··· Data to process ···

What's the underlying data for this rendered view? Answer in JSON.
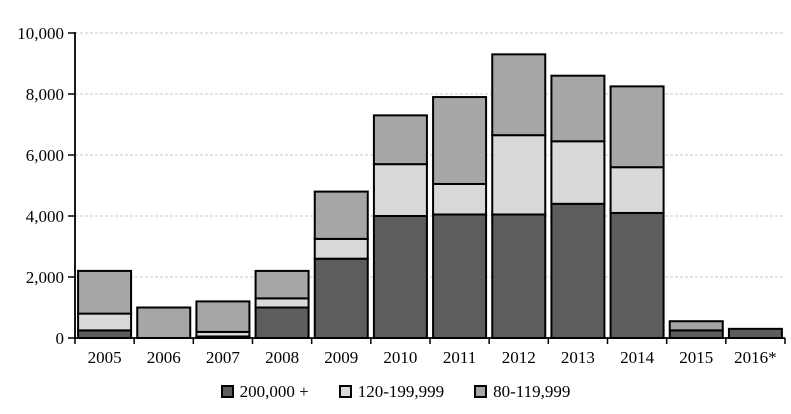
{
  "chart_data": {
    "type": "bar",
    "stacked": true,
    "title": "",
    "xlabel": "",
    "ylabel": "",
    "categories": [
      "2005",
      "2006",
      "2007",
      "2008",
      "2009",
      "2010",
      "2011",
      "2012",
      "2013",
      "2014",
      "2015",
      "2016*"
    ],
    "series": [
      {
        "name": "200,000 +",
        "color": "#5d5d5d",
        "values": [
          250,
          0,
          50,
          1000,
          2600,
          4000,
          4050,
          4050,
          4400,
          4100,
          250,
          300
        ]
      },
      {
        "name": "120-199,999",
        "color": "#d9d9d9",
        "values": [
          550,
          0,
          150,
          300,
          650,
          1700,
          1000,
          2600,
          2050,
          1500,
          0,
          0
        ]
      },
      {
        "name": "80-119,999",
        "color": "#a6a6a6",
        "values": [
          1400,
          1000,
          1000,
          900,
          1550,
          1600,
          2850,
          2650,
          2150,
          2650,
          300,
          0
        ]
      }
    ],
    "totals": [
      2200,
      1000,
      1200,
      2200,
      4800,
      7300,
      7900,
      9300,
      8600,
      8250,
      550,
      300
    ],
    "ylim": [
      0,
      10000
    ],
    "ytick_interval": 2000,
    "ytick_labels": [
      "0",
      "2,000",
      "4,000",
      "6,000",
      "8,000",
      "10,000"
    ],
    "grid": "horizontal-dashed",
    "gridline_color": "#c9c9c9",
    "axis_color": "#000000",
    "bar_border_color": "#000000",
    "legend_position": "bottom"
  }
}
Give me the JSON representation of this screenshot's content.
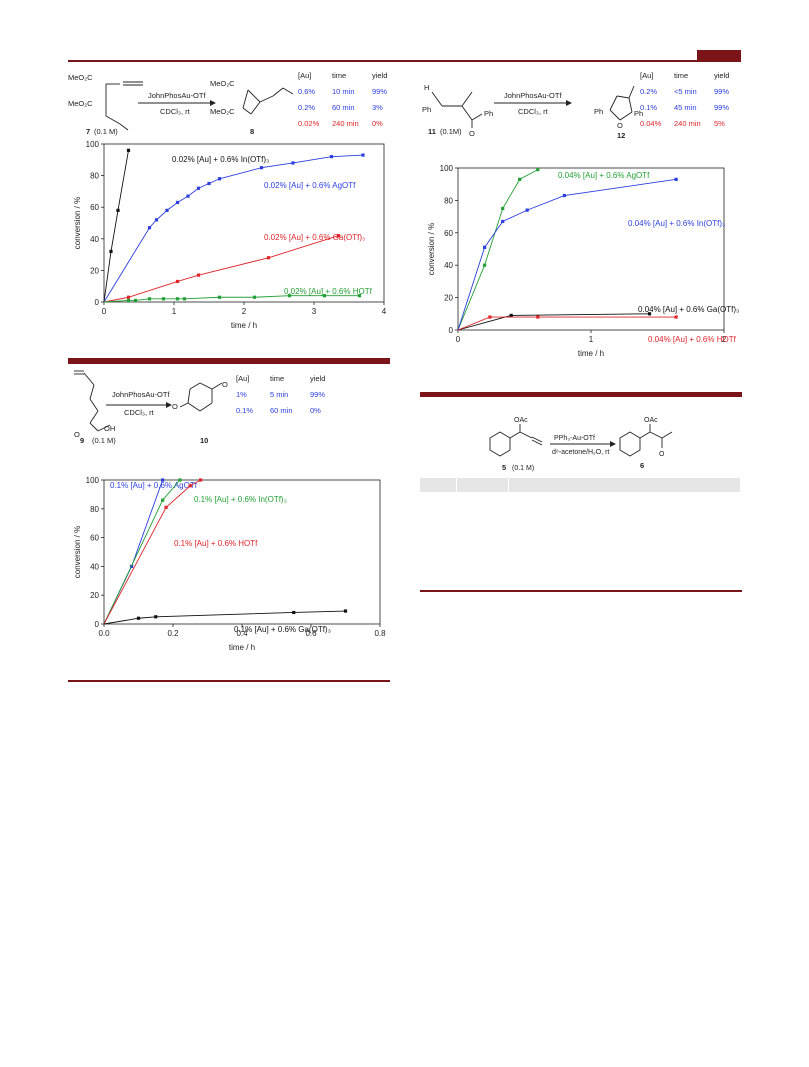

···

** Goal of the exercise **
Leave the pictures out and output the rest of the listing exactly.

** Response **
What's the underlying data for this rendered view? Answer in JSON.
{
  "chart_data": {
    "type": "bar",
    "stacked": true,
    "title": "",
    "xlabel": "",
    "ylabel": "",
    "categories": [
      "2005",
      "2006",
      "2007",
      "2008",
      "2009",
      "2010",
      "2011",
      "2012",
      "2013",
      "2014",
      "2015",
      "2016*"
    ],
    "series": [
      {
        "name": "200,000 +",
        "color": "#5d5d5d",
        "values": [
          250,
          0,
          50,
          1000,
          2600,
          4000,
          4050,
          4050,
          4400,
          4100,
          250,
          300
        ]
      },
      {
        "name": "120-199,999",
        "color": "#d9d9d9",
        "values": [
          550,
          0,
          150,
          300,
          650,
          1700,
          1000,
          2600,
          2050,
          1500,
          0,
          0
        ]
      },
      {
        "name": "80-119,999",
        "color": "#a6a6a6",
        "values": [
          1400,
          1000,
          1000,
          900,
          1550,
          1600,
          2850,
          2650,
          2150,
          2650,
          300,
          0
        ]
      }
    ],
    "totals": [
      2200,
      1000,
      1200,
      2200,
      4800,
      7300,
      7900,
      9300,
      8600,
      8250,
      550,
      300
    ],
    "ylim": [
      0,
      10000
    ],
    "ytick_interval": 2000,
    "ytick_labels": [
      "0",
      "2,000",
      "4,000",
      "6,000",
      "8,000",
      "10,000"
    ],
    "grid": "horizontal-dashed",
    "gridline_color": "#c9c9c9",
    "axis_color": "#000000",
    "bar_border_color": "#000000",
    "legend_position": "bottom"
  }
}
Give me the JSON representation of this screenshot's content.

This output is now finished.